Directions for this task: Write the material out again in full, exactly.

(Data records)
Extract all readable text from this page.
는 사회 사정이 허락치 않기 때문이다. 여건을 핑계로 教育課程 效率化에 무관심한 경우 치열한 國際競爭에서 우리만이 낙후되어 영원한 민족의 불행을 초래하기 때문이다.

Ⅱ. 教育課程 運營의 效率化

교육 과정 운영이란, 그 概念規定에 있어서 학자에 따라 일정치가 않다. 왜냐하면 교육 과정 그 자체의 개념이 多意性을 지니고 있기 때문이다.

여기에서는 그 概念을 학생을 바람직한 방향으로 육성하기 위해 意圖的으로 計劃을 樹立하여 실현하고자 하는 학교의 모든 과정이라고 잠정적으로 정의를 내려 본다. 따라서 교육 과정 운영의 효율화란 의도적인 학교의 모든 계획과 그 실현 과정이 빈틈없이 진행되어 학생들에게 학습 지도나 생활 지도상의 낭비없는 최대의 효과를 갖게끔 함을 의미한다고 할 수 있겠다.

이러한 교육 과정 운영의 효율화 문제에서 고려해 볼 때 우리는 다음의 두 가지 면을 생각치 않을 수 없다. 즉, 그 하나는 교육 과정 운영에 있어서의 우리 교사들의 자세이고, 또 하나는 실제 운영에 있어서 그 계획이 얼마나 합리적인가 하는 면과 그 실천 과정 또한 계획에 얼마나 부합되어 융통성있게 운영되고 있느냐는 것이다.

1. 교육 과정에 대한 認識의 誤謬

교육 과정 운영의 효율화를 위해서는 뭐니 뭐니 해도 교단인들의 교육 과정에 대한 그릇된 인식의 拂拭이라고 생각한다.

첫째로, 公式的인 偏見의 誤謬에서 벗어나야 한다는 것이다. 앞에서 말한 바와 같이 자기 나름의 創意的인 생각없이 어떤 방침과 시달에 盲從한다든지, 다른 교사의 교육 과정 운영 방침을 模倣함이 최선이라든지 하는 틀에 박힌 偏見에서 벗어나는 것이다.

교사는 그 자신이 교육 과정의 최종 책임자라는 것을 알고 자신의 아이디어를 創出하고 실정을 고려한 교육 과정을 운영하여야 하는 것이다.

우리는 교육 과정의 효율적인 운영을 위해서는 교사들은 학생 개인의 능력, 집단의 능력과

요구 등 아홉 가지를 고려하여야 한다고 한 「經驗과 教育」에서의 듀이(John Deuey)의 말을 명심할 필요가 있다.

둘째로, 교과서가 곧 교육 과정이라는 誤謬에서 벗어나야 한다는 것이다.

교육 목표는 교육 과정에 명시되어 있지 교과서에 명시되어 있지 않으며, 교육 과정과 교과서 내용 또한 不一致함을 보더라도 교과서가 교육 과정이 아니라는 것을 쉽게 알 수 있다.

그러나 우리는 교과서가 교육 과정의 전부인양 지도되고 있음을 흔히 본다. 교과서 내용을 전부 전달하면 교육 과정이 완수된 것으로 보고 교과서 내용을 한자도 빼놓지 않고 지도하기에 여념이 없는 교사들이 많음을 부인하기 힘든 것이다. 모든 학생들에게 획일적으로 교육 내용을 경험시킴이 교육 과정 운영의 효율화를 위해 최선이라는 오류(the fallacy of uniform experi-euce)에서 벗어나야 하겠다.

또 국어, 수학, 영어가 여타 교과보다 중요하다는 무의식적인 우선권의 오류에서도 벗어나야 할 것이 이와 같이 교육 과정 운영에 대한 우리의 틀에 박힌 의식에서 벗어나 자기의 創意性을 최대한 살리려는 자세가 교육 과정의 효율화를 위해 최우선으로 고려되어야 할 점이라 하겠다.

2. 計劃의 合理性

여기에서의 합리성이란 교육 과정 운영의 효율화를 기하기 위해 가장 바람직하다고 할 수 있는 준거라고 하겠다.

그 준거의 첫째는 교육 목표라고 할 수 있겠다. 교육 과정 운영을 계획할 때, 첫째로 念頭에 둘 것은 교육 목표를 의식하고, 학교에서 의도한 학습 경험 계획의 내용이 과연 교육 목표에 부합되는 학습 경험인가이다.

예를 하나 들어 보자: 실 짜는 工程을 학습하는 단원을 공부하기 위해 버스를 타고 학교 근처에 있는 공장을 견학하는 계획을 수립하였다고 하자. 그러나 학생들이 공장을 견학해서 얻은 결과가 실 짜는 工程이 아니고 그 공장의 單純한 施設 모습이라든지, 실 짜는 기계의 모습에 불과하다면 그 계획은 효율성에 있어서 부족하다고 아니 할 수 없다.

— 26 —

Answer for this exercise:
Extract all readable text from this page.
는 사회 사정이 허락치 않기 때문이다. 여건을 핑계로 教育課程 效率化에 무관심한 경우 치열한 國際競爭에서 우리만이 낙후되어 영원한 민족의 불행을 초래하기 때문이다.

Ⅱ. 教育課程 運營의 效率化

교육 과정 운영이란, 그 概念規定에 있어서 학자에 따라 일정치가 않다. 왜냐하면 교육 과정 그 자체의 개념이 多意性을 지니고 있기 때문이다.

여기에서는 그 概念을 학생을 바람직한 방향으로 육성하기 위해 意圖的으로 計劃을 樹立하여 실현하고자 하는 학교의 모든 과정이라고 잠정적으로 정의를 내려 본다. 따라서 교육 과정 운영의 효율화란 의도적인 학교의 모든 계획과 그 실현 과정이 빈틈없이 진행되어 학생들에게 학습 지도나 생활 지도상의 낭비없는 최대의 효과를 갖게끔 함을 의미한다고 할 수 있겠다.

이러한 교육 과정 운영의 효율화 문제에서 고려해 볼 때 우리는 다음의 두 가지 면을 생각치 않을 수 없다. 즉, 그 하나는 교육 과정 운영에 있어서의 우리 교사들의 자세이고, 또 하나는 실제 운영에 있어서 그 계획이 얼마나 합리적인가 하는 면과 그 실천 과정 또한 계획에 얼마나 부합되어 융통성있게 운영되고 있느냐는 것이다.

1. 교육 과정에 대한 認識의 誤謬

교육 과정 운영의 효율화를 위해서는 뭐니 뭐니 해도 교단인들의 교육 과정에 대한 그릇된 인식의 拂拭이라고 생각한다.

첫째로, 公式的인 偏見의 誤謬에서 벗어나야 한다는 것이다. 앞에서 말한 바와 같이 자기 나름의 創意的인 생각없이 어떤 방침과 시달에 盲從한다든지, 다른 교사의 교육 과정 운영 방침을 模倣함이 최선이라든지 하는 틀에 박힌 偏見에서 벗어나는 것이다.

교사는 그 자신이 교육 과정의 최종 책임자라는 것을 알고 자신의 아이디어를 創出하고 실정을 고려한 교육 과정을 운영하여야 하는 것이다.

우리는 교육 과정의 효율적인 운영을 위해서는 교사들은 학생 개인의 능력, 집단의 능력과

요구 등 아홉 가지를 고려하여야 한다고 한 「經驗과 教育」에서의 듀이(John Deuey)의 말을 명심할 필요가 있다.

둘째로, 교과서가 곧 교육 과정이라는 誤謬에서 벗어나야 한다는 것이다.

교육 목표는 교육 과정에 명시되어 있지 교과서에 명시되어 있지 않으며, 교육 과정과 교과서 내용 또한 不一致함을 보더라도 교과서가 교육 과정이 아니라는 것을 쉽게 알 수 있다.

그러나 우리는 교과서가 교육 과정의 전부인양 지도되고 있음을 흔히 본다. 교과서 내용을 전부 전달하면 교육 과정이 완수된 것으로 보고 교과서 내용을 한자도 빼놓지 않고 지도하기에 여념이 없는 교사들이 많음을 부인하기 힘든 것이다. 모든 학생들에게 획일적으로 교육 내용을 경험시킴이 교육 과정 운영의 효율화를 위해 최선이라는 오류(the fallacy of uniform experi-euce)에서 벗어나야 하겠다.

또 국어, 수학, 영어가 여타 교과보다 중요하다는 무의식적인 우선권의 오류에서도 벗어나야 할 것이 이와 같이 교육 과정 운영에 대한 우리의 틀에 박힌 의식에서 벗어나 자기의 創意性을 최대한 살리려는 자세가 교육 과정의 효율화를 위해 최우선으로 고려되어야 할 점이라 하겠다.

2. 計劃의 合理性

여기에서의 합리성이란 교육 과정 운영의 효율화를 기하기 위해 가장 바람직하다고 할 수 있는 준거라고 하겠다.

그 준거의 첫째는 교육 목표라고 할 수 있겠다. 교육 과정 운영을 계획할 때, 첫째로 念頭에 둘 것은 교육 목표를 의식하고, 학교에서 의도한 학습 경험 계획의 내용이 과연 교육 목표에 부합되는 학습 경험인가이다.

예를 하나 들어 보자: 실 짜는 工程을 학습하는 단원을 공부하기 위해 버스를 타고 학교 근처에 있는 공장을 견학하는 계획을 수립하였다고 하자. 그러나 학생들이 공장을 견학해서 얻은 결과가 실 짜는 工程이 아니고 그 공장의 單純한 施設 모습이라든지, 실 짜는 기계의 모습에 불과하다면 그 계획은 효율성에 있어서 부족하다고 아니 할 수 없다.

— 26 —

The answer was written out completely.